- Exercise details -
Work through the entries below and report how many lines include "texto". The number alone is the answer.

- Recorded data -

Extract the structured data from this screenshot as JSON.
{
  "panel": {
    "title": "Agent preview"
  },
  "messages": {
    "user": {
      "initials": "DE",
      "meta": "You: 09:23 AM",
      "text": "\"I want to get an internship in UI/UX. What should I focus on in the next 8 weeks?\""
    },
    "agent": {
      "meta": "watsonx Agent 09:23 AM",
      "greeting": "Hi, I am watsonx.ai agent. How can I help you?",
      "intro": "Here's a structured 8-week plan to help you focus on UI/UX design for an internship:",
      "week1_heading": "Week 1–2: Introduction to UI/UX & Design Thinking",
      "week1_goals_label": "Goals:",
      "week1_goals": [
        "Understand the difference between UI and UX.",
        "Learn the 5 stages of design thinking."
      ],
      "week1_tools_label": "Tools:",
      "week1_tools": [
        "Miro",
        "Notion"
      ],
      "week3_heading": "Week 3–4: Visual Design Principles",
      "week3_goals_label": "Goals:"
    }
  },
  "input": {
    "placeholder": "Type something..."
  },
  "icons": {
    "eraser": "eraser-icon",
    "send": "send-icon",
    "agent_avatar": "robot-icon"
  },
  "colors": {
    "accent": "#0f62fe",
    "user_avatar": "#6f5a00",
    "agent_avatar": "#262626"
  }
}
--
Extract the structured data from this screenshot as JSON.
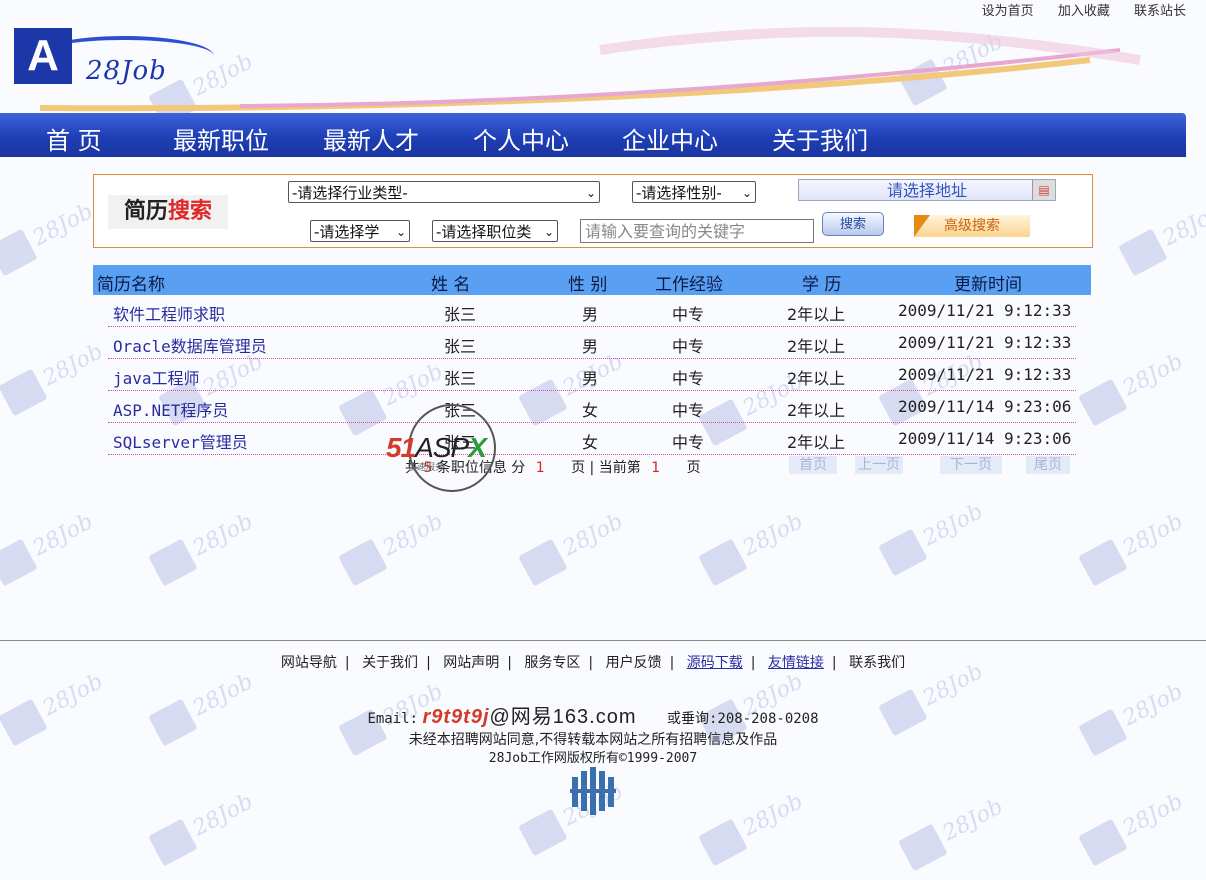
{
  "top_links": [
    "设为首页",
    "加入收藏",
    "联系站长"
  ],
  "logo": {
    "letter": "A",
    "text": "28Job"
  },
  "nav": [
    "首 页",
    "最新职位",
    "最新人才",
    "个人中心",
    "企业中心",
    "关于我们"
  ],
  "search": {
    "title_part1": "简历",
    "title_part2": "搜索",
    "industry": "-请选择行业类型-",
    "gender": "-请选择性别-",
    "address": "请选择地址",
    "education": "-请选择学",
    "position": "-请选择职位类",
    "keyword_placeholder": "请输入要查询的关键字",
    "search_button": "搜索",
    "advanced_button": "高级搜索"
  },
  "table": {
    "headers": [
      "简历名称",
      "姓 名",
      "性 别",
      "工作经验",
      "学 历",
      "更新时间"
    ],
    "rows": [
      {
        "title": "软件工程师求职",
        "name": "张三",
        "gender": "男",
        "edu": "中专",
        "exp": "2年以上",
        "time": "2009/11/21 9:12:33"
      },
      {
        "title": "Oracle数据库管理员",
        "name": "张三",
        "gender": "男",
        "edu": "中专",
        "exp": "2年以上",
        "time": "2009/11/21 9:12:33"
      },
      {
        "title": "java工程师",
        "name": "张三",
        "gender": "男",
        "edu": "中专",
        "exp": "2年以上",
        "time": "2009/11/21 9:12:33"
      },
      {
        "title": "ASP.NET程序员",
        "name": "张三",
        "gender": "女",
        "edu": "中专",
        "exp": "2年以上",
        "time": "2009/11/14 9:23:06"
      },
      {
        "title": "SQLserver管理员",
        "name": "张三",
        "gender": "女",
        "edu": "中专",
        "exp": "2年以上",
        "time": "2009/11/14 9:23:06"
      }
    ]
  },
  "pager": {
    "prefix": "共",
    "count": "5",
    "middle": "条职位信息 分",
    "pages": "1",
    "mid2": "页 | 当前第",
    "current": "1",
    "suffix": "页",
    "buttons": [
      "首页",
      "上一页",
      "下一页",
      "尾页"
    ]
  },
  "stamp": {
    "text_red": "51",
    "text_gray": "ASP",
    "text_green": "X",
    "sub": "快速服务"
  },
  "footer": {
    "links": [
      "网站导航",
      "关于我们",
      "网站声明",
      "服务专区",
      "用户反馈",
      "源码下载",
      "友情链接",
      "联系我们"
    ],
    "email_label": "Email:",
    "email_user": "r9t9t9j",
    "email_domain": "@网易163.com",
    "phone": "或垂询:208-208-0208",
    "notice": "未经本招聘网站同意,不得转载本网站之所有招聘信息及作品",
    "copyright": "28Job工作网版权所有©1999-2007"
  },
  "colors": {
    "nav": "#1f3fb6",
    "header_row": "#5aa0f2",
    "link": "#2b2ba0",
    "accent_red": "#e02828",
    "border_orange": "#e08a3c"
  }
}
---
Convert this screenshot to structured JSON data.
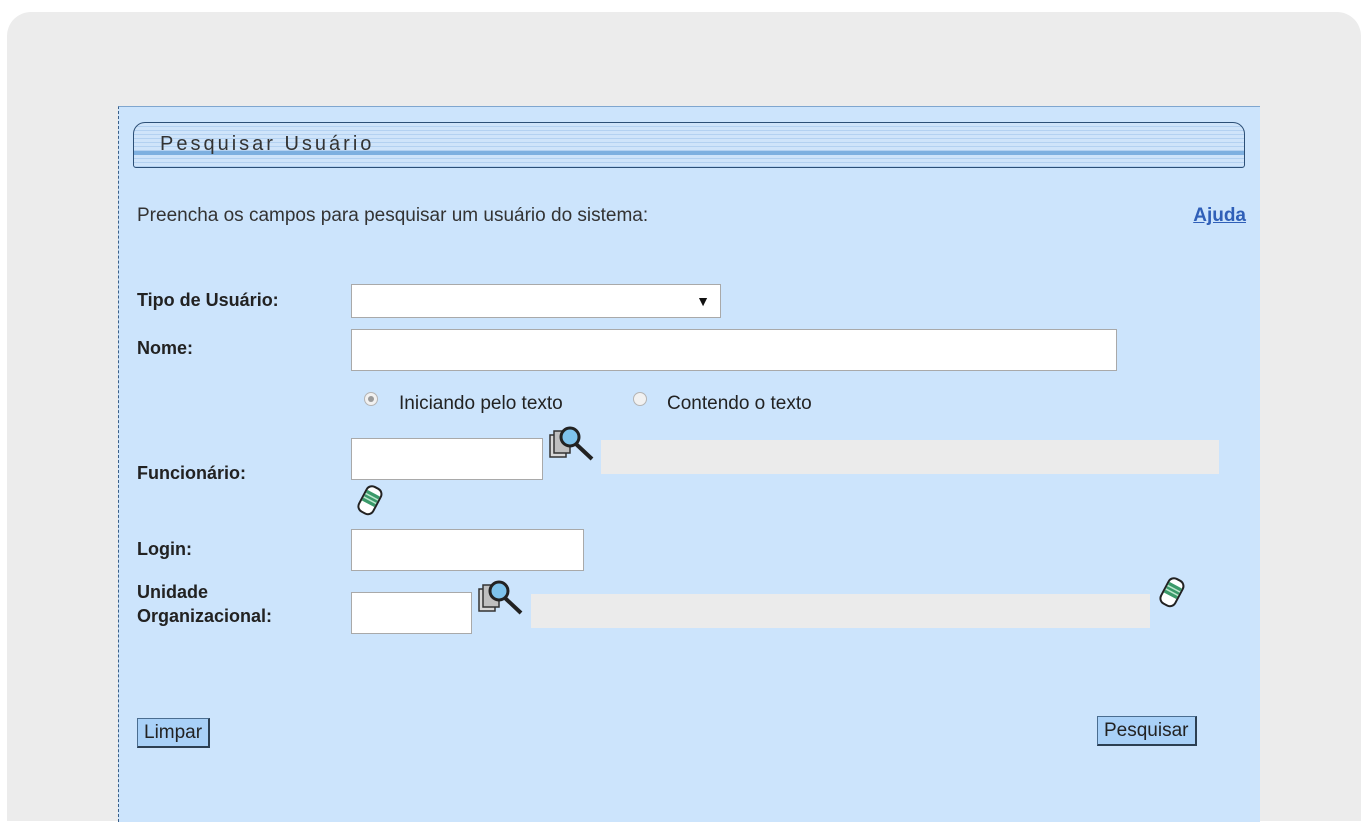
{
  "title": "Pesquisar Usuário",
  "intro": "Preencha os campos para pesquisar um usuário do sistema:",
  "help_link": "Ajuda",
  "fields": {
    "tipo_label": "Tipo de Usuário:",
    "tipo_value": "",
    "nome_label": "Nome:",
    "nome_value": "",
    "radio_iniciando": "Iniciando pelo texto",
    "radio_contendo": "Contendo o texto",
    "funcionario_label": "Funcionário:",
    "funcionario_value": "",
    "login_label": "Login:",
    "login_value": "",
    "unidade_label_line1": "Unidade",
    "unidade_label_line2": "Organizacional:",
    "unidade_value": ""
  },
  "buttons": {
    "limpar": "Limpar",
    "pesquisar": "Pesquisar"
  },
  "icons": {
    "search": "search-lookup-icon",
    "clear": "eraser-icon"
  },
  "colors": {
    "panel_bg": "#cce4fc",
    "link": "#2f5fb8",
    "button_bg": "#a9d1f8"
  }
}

- Result -
2